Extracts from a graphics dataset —
------------------------------------------------------------------------
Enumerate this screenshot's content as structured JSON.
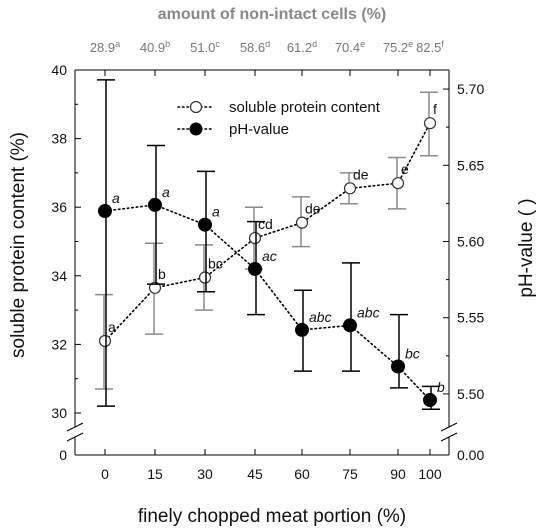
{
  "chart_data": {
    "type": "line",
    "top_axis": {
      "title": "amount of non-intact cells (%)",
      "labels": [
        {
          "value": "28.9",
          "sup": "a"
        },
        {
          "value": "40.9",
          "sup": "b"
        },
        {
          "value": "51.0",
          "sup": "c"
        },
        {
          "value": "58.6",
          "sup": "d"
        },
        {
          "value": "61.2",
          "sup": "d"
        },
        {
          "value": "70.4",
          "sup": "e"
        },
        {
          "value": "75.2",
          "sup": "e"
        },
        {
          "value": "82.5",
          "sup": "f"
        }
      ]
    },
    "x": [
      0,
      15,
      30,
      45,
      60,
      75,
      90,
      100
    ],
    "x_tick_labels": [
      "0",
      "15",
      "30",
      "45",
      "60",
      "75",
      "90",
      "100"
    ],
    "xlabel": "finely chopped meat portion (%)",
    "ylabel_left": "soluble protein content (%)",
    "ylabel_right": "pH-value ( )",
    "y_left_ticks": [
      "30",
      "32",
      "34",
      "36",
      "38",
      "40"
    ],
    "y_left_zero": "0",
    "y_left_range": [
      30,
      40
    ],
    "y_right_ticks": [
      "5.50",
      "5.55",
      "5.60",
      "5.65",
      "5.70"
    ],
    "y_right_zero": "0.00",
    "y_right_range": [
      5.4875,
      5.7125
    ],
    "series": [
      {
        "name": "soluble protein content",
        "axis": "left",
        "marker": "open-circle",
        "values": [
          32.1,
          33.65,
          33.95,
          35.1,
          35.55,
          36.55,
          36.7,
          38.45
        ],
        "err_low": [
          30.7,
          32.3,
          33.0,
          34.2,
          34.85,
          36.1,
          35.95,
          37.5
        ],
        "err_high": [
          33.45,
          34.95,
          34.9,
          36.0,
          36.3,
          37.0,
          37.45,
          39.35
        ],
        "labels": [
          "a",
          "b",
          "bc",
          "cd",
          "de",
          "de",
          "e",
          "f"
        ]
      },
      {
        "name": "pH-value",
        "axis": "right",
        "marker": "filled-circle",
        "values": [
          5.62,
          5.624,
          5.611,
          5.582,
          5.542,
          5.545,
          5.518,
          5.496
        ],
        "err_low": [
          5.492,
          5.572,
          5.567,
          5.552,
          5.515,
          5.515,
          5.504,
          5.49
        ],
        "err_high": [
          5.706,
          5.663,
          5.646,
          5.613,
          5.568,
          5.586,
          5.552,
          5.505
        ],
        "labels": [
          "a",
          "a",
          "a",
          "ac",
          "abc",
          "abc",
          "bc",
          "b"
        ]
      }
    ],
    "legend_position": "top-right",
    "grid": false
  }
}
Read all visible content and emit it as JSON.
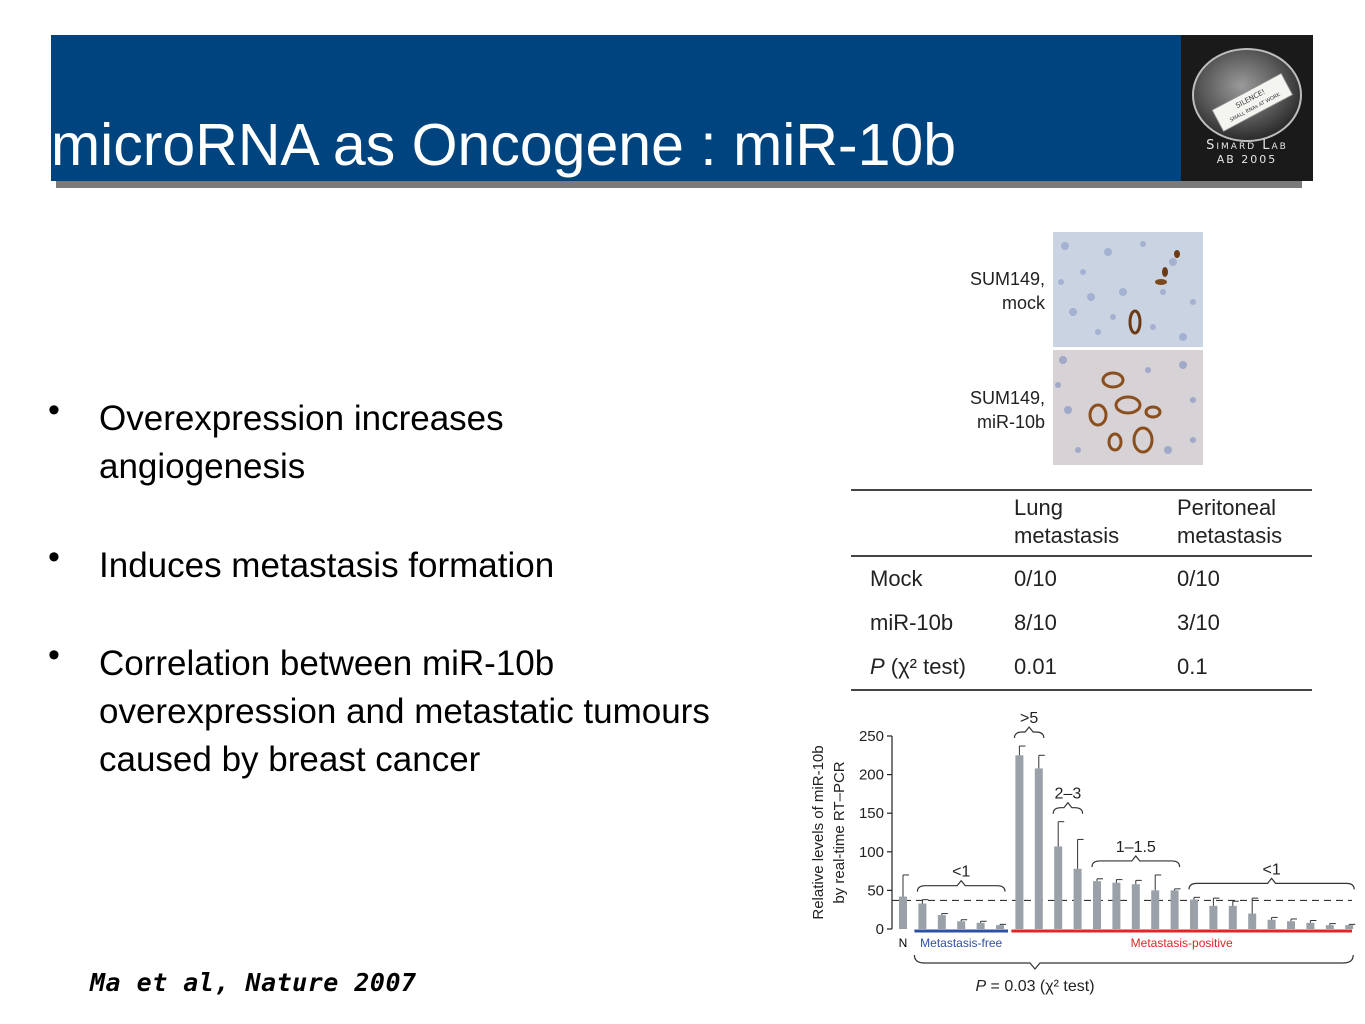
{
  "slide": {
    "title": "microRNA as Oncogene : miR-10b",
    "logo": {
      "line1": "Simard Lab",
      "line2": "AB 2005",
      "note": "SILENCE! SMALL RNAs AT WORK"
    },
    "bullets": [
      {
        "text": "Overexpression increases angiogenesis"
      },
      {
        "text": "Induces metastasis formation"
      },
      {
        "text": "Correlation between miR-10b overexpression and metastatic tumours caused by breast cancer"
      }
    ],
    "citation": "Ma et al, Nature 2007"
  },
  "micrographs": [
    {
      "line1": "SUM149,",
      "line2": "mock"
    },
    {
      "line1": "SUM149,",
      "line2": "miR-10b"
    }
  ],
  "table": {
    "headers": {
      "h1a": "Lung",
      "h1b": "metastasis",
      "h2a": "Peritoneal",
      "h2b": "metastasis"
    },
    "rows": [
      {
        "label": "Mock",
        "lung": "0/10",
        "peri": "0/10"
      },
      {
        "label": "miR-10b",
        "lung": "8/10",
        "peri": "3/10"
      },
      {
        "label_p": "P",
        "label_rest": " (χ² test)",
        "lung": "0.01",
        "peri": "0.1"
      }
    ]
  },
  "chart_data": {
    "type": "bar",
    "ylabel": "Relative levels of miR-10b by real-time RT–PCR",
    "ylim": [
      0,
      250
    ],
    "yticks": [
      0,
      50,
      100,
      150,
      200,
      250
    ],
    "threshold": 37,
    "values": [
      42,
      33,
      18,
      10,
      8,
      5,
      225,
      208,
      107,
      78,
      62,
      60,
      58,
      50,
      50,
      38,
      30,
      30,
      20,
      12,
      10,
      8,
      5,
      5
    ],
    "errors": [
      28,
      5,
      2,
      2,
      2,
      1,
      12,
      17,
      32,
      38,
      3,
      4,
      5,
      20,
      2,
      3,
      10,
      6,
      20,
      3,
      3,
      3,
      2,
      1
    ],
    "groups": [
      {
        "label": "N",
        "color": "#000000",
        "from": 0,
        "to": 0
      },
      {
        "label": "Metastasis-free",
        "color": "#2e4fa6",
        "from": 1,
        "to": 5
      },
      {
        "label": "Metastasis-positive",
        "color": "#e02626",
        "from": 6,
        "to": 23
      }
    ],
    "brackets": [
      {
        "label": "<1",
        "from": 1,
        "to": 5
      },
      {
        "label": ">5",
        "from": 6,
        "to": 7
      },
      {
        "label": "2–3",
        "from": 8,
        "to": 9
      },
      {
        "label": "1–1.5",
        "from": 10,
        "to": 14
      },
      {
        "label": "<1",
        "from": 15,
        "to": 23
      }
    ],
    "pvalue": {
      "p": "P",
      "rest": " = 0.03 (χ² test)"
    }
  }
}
------------------------------------------------------------------------
REQUIREMENT —
Keep the pictures out of the copy and write out the data exactly as it stands.

RESPONSE BELOW —
Enumerate this screenshot's content as structured JSON.
{
  "chart_data": {
    "type": "line",
    "top_axis": {
      "title": "amount of non-intact cells (%)",
      "labels": [
        {
          "value": "28.9",
          "sup": "a"
        },
        {
          "value": "40.9",
          "sup": "b"
        },
        {
          "value": "51.0",
          "sup": "c"
        },
        {
          "value": "58.6",
          "sup": "d"
        },
        {
          "value": "61.2",
          "sup": "d"
        },
        {
          "value": "70.4",
          "sup": "e"
        },
        {
          "value": "75.2",
          "sup": "e"
        },
        {
          "value": "82.5",
          "sup": "f"
        }
      ]
    },
    "x": [
      0,
      15,
      30,
      45,
      60,
      75,
      90,
      100
    ],
    "x_tick_labels": [
      "0",
      "15",
      "30",
      "45",
      "60",
      "75",
      "90",
      "100"
    ],
    "xlabel": "finely chopped meat portion (%)",
    "ylabel_left": "soluble protein content (%)",
    "ylabel_right": "pH-value ( )",
    "y_left_ticks": [
      "30",
      "32",
      "34",
      "36",
      "38",
      "40"
    ],
    "y_left_zero": "0",
    "y_left_range": [
      30,
      40
    ],
    "y_right_ticks": [
      "5.50",
      "5.55",
      "5.60",
      "5.65",
      "5.70"
    ],
    "y_right_zero": "0.00",
    "y_right_range": [
      5.4875,
      5.7125
    ],
    "series": [
      {
        "name": "soluble protein content",
        "axis": "left",
        "marker": "open-circle",
        "values": [
          32.1,
          33.65,
          33.95,
          35.1,
          35.55,
          36.55,
          36.7,
          38.45
        ],
        "err_low": [
          30.7,
          32.3,
          33.0,
          34.2,
          34.85,
          36.1,
          35.95,
          37.5
        ],
        "err_high": [
          33.45,
          34.95,
          34.9,
          36.0,
          36.3,
          37.0,
          37.45,
          39.35
        ],
        "labels": [
          "a",
          "b",
          "bc",
          "cd",
          "de",
          "de",
          "e",
          "f"
        ]
      },
      {
        "name": "pH-value",
        "axis": "right",
        "marker": "filled-circle",
        "values": [
          5.62,
          5.624,
          5.611,
          5.582,
          5.542,
          5.545,
          5.518,
          5.496
        ],
        "err_low": [
          5.492,
          5.572,
          5.567,
          5.552,
          5.515,
          5.515,
          5.504,
          5.49
        ],
        "err_high": [
          5.706,
          5.663,
          5.646,
          5.613,
          5.568,
          5.586,
          5.552,
          5.505
        ],
        "labels": [
          "a",
          "a",
          "a",
          "ac",
          "abc",
          "abc",
          "bc",
          "b"
        ]
      }
    ],
    "legend_position": "top-right",
    "grid": false
  }
}
Read all visible content and emit it as JSON.
{
  "slide": {
    "title": "microRNA as Oncogene : miR-10b",
    "logo": {
      "line1": "Simard Lab",
      "line2": "AB 2005",
      "note": "SILENCE! SMALL RNAs AT WORK"
    },
    "bullets": [
      {
        "text": "Overexpression increases angiogenesis"
      },
      {
        "text": "Induces metastasis formation"
      },
      {
        "text": "Correlation between miR-10b overexpression and metastatic tumours caused by breast cancer"
      }
    ],
    "citation": "Ma et al, Nature 2007"
  },
  "micrographs": [
    {
      "line1": "SUM149,",
      "line2": "mock"
    },
    {
      "line1": "SUM149,",
      "line2": "miR-10b"
    }
  ],
  "table": {
    "headers": {
      "h1a": "Lung",
      "h1b": "metastasis",
      "h2a": "Peritoneal",
      "h2b": "metastasis"
    },
    "rows": [
      {
        "label": "Mock",
        "lung": "0/10",
        "peri": "0/10"
      },
      {
        "label": "miR-10b",
        "lung": "8/10",
        "peri": "3/10"
      },
      {
        "label_p": "P",
        "label_rest": " (χ² test)",
        "lung": "0.01",
        "peri": "0.1"
      }
    ]
  },
  "chart_data": {
    "type": "bar",
    "ylabel": "Relative levels of miR-10b by real-time RT–PCR",
    "ylim": [
      0,
      250
    ],
    "yticks": [
      0,
      50,
      100,
      150,
      200,
      250
    ],
    "threshold": 37,
    "values": [
      42,
      33,
      18,
      10,
      8,
      5,
      225,
      208,
      107,
      78,
      62,
      60,
      58,
      50,
      50,
      38,
      30,
      30,
      20,
      12,
      10,
      8,
      5,
      5
    ],
    "errors": [
      28,
      5,
      2,
      2,
      2,
      1,
      12,
      17,
      32,
      38,
      3,
      4,
      5,
      20,
      2,
      3,
      10,
      6,
      20,
      3,
      3,
      3,
      2,
      1
    ],
    "groups": [
      {
        "label": "N",
        "color": "#000000",
        "from": 0,
        "to": 0
      },
      {
        "label": "Metastasis-free",
        "color": "#2e4fa6",
        "from": 1,
        "to": 5
      },
      {
        "label": "Metastasis-positive",
        "color": "#e02626",
        "from": 6,
        "to": 23
      }
    ],
    "brackets": [
      {
        "label": "<1",
        "from": 1,
        "to": 5
      },
      {
        "label": ">5",
        "from": 6,
        "to": 7
      },
      {
        "label": "2–3",
        "from": 8,
        "to": 9
      },
      {
        "label": "1–1.5",
        "from": 10,
        "to": 14
      },
      {
        "label": "<1",
        "from": 15,
        "to": 23
      }
    ],
    "pvalue": {
      "p": "P",
      "rest": " = 0.03 (χ² test)"
    }
  }
}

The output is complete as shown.